### EXERCISE DETAILS:
Locate every line that holds the string "score" and copy it.

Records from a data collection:
* * *
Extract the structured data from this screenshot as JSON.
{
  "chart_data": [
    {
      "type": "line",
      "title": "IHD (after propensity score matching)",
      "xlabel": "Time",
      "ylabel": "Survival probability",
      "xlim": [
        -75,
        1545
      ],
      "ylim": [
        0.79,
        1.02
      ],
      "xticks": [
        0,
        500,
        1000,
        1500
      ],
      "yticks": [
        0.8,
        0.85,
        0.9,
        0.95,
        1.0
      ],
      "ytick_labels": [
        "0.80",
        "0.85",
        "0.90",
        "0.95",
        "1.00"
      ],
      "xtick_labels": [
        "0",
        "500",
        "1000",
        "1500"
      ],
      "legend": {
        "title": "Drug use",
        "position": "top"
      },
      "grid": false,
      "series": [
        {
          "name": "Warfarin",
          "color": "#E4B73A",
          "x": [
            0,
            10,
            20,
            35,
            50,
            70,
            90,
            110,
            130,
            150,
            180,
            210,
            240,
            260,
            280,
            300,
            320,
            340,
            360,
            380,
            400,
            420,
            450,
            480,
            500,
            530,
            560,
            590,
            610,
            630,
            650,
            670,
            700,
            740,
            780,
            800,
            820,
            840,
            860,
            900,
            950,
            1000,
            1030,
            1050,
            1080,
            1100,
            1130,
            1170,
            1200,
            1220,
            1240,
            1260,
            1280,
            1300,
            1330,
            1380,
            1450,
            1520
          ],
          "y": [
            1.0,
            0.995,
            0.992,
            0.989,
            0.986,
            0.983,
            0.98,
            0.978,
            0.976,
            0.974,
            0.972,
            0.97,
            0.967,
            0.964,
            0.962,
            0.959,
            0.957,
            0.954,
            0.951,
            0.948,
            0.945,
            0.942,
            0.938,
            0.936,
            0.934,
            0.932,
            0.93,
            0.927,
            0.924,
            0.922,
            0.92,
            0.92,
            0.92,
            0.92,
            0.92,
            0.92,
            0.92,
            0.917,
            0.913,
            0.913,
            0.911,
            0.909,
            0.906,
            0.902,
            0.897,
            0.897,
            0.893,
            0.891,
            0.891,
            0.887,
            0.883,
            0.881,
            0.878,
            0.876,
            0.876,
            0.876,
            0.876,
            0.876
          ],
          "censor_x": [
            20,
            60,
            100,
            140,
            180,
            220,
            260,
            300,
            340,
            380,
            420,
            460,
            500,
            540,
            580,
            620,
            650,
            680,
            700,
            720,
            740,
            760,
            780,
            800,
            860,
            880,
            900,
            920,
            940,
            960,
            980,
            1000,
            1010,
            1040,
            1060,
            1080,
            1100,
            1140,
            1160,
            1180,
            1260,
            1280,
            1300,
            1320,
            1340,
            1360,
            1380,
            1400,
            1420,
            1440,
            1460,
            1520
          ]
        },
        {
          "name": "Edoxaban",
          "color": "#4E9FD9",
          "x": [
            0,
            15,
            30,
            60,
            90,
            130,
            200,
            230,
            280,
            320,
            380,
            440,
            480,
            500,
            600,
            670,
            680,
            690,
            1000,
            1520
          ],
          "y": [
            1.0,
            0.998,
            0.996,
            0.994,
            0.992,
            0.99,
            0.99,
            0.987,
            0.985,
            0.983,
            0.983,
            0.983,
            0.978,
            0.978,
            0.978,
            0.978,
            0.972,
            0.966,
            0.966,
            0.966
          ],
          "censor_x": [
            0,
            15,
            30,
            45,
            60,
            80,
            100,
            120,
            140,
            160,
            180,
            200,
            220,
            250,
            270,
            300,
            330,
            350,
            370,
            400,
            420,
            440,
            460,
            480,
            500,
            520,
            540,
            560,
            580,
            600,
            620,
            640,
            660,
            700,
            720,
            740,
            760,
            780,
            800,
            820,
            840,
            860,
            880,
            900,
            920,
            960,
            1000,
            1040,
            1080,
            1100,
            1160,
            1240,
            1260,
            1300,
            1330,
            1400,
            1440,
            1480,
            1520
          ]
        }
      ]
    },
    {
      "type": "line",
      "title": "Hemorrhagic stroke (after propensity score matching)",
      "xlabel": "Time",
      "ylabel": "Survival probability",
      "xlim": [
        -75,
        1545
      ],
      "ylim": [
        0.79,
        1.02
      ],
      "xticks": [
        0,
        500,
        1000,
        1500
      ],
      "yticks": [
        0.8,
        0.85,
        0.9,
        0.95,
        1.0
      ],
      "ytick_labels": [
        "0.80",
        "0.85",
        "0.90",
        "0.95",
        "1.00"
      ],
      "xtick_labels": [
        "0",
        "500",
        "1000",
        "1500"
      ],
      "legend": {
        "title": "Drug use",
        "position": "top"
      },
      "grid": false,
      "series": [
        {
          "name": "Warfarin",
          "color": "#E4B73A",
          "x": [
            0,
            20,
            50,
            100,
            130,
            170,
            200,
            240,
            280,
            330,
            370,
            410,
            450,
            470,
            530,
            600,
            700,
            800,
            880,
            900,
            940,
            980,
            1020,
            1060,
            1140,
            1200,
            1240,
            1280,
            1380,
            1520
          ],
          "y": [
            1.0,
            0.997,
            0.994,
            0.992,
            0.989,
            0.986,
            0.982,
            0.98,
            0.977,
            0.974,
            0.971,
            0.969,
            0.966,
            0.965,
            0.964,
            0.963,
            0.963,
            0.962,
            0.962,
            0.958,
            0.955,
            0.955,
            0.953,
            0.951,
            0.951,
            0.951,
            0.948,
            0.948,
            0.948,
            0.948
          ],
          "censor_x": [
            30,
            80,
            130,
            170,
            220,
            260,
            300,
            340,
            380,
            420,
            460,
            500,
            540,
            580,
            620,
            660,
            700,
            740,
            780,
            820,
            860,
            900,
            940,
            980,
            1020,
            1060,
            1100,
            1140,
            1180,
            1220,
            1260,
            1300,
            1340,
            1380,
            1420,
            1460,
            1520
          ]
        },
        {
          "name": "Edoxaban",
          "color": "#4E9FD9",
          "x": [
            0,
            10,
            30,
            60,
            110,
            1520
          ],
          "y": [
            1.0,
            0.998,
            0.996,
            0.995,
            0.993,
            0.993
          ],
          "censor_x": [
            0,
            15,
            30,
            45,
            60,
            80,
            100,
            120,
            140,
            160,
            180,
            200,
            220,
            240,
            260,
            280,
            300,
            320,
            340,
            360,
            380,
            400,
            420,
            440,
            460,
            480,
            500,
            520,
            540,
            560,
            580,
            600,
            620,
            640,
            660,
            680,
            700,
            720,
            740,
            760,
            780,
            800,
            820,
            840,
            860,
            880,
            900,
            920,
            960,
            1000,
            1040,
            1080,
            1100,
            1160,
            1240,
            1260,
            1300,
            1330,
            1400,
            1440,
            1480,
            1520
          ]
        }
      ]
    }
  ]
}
* * *
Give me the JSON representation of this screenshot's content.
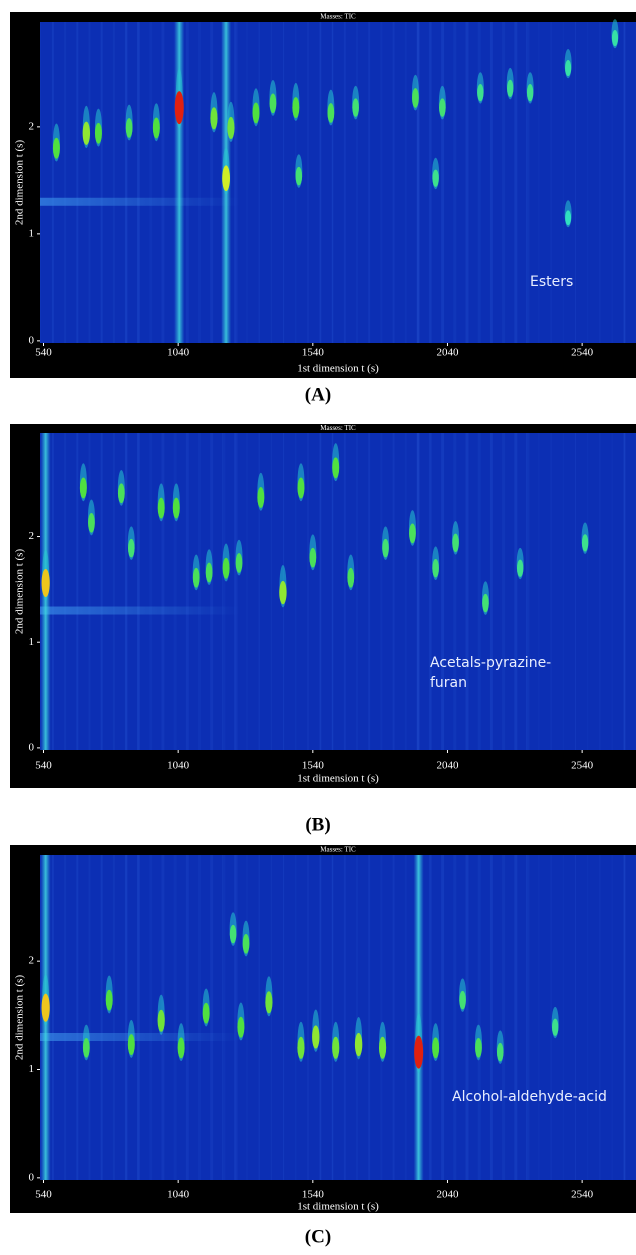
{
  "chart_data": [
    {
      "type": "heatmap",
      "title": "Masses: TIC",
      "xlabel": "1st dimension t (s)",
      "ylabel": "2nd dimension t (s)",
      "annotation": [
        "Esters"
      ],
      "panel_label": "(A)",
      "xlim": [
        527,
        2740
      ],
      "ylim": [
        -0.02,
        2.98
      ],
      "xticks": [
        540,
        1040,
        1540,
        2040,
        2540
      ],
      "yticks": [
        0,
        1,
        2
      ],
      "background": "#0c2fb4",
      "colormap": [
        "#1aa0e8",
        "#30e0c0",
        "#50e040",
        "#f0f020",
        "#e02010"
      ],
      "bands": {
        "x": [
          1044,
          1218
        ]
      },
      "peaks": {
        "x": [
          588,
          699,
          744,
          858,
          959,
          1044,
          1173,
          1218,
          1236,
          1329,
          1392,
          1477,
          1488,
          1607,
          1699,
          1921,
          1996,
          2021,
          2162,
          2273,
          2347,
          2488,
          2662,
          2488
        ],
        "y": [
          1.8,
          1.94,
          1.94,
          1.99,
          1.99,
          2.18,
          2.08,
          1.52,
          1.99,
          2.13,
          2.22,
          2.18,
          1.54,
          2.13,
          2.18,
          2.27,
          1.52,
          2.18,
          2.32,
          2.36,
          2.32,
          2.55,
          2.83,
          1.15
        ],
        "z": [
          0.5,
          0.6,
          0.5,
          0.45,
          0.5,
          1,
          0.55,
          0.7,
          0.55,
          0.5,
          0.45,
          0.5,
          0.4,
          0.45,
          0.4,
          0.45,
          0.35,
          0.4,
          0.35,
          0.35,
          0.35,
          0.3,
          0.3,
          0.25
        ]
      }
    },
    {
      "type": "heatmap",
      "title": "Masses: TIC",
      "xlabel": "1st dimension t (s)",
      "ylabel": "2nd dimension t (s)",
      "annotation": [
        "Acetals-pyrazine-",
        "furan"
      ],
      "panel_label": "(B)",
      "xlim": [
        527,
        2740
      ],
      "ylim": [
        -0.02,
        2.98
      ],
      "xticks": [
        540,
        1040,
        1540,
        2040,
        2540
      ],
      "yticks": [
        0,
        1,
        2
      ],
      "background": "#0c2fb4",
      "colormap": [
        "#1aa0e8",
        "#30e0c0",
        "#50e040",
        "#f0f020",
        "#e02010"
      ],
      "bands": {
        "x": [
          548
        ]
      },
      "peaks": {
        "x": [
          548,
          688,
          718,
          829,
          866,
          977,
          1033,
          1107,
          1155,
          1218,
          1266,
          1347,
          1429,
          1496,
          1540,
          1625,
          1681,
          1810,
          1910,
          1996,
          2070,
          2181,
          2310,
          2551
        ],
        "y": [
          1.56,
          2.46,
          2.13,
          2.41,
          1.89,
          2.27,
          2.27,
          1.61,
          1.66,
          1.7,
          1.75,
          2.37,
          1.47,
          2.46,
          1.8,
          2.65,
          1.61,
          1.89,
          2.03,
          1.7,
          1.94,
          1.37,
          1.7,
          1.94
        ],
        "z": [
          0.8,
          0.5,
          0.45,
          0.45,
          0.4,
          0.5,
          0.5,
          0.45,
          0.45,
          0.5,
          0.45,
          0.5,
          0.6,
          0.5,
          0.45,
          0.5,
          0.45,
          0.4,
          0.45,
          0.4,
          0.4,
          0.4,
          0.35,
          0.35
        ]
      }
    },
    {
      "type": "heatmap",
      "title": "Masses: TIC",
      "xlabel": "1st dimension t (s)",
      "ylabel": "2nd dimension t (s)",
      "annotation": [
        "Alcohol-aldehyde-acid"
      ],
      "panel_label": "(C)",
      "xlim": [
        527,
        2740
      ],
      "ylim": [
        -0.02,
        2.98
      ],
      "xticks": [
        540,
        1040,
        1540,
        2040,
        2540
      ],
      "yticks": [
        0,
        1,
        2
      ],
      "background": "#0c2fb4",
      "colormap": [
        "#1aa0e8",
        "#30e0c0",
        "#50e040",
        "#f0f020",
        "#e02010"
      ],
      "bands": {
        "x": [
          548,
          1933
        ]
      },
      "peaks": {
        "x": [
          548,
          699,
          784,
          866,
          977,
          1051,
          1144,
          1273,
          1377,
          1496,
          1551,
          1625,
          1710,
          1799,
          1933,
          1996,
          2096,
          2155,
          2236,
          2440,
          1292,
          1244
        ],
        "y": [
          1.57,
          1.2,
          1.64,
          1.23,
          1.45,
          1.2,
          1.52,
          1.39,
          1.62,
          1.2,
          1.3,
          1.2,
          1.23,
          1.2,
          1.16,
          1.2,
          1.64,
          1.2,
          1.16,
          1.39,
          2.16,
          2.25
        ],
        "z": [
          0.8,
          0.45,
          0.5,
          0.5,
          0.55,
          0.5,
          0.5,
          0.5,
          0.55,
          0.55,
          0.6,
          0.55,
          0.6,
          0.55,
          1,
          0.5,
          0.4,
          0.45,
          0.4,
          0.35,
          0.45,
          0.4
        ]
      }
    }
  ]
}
* * *
### RESULT BELOW:
      "title": "IHD (after propensity score matching)",
      "title": "Hemorrhagic stroke (after propensity score matching)",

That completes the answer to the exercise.